***** Supplied records *****

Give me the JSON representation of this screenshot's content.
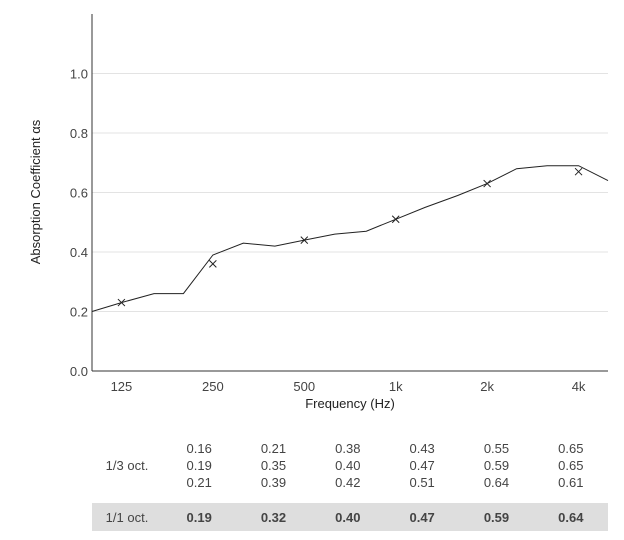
{
  "chart_data": {
    "type": "line",
    "xlabel": "Frequency (Hz)",
    "ylabel": "Absorption Coefficient αs",
    "ylim": [
      0.0,
      1.2
    ],
    "y_ticks": [
      "0.0",
      "0.2",
      "0.4",
      "0.6",
      "0.8",
      "1.0"
    ],
    "x_ticks": [
      "125",
      "250",
      "500",
      "1k",
      "2k",
      "4k"
    ],
    "x_scale": "log",
    "grid": "horizontal",
    "series": [
      {
        "style": "line",
        "x": [
          100,
          125,
          160,
          200,
          250,
          315,
          400,
          500,
          630,
          800,
          1000,
          1250,
          1600,
          2000,
          2500,
          3150,
          4000,
          5000
        ],
        "values": [
          0.2,
          0.23,
          0.26,
          0.26,
          0.39,
          0.43,
          0.42,
          0.44,
          0.46,
          0.47,
          0.51,
          0.55,
          0.59,
          0.63,
          0.68,
          0.69,
          0.69,
          0.64
        ]
      },
      {
        "style": "markers",
        "marker": "x",
        "x": [
          125,
          250,
          500,
          1000,
          2000,
          4000
        ],
        "values": [
          0.23,
          0.36,
          0.44,
          0.51,
          0.63,
          0.67
        ]
      }
    ]
  },
  "table": {
    "third_octave_label": "1/3 oct.",
    "third_octave_values": [
      [
        "0.16",
        "0.19",
        "0.21"
      ],
      [
        "0.21",
        "0.35",
        "0.39"
      ],
      [
        "0.38",
        "0.40",
        "0.42"
      ],
      [
        "0.43",
        "0.47",
        "0.51"
      ],
      [
        "0.55",
        "0.59",
        "0.64"
      ],
      [
        "0.65",
        "0.65",
        "0.61"
      ]
    ],
    "octave_label": "1/1 oct.",
    "octave_values": [
      "0.19",
      "0.32",
      "0.40",
      "0.47",
      "0.59",
      "0.64"
    ]
  }
}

*****

▶ **Do this**: Each line in the records above should be reproduced exactly; images are not copied.

▶ **Result for this exercise**:
Give me the JSON representation of this screenshot's content.
{
  "chart_data": {
    "type": "line",
    "xlabel": "Frequency (Hz)",
    "ylabel": "Absorption Coefficient αs",
    "ylim": [
      0.0,
      1.2
    ],
    "y_ticks": [
      "0.0",
      "0.2",
      "0.4",
      "0.6",
      "0.8",
      "1.0"
    ],
    "x_ticks": [
      "125",
      "250",
      "500",
      "1k",
      "2k",
      "4k"
    ],
    "x_scale": "log",
    "grid": "horizontal",
    "series": [
      {
        "style": "line",
        "x": [
          100,
          125,
          160,
          200,
          250,
          315,
          400,
          500,
          630,
          800,
          1000,
          1250,
          1600,
          2000,
          2500,
          3150,
          4000,
          5000
        ],
        "values": [
          0.2,
          0.23,
          0.26,
          0.26,
          0.39,
          0.43,
          0.42,
          0.44,
          0.46,
          0.47,
          0.51,
          0.55,
          0.59,
          0.63,
          0.68,
          0.69,
          0.69,
          0.64
        ]
      },
      {
        "style": "markers",
        "marker": "x",
        "x": [
          125,
          250,
          500,
          1000,
          2000,
          4000
        ],
        "values": [
          0.23,
          0.36,
          0.44,
          0.51,
          0.63,
          0.67
        ]
      }
    ]
  },
  "table": {
    "third_octave_label": "1/3 oct.",
    "third_octave_values": [
      [
        "0.16",
        "0.19",
        "0.21"
      ],
      [
        "0.21",
        "0.35",
        "0.39"
      ],
      [
        "0.38",
        "0.40",
        "0.42"
      ],
      [
        "0.43",
        "0.47",
        "0.51"
      ],
      [
        "0.55",
        "0.59",
        "0.64"
      ],
      [
        "0.65",
        "0.65",
        "0.61"
      ]
    ],
    "octave_label": "1/1 oct.",
    "octave_values": [
      "0.19",
      "0.32",
      "0.40",
      "0.47",
      "0.59",
      "0.64"
    ]
  }
}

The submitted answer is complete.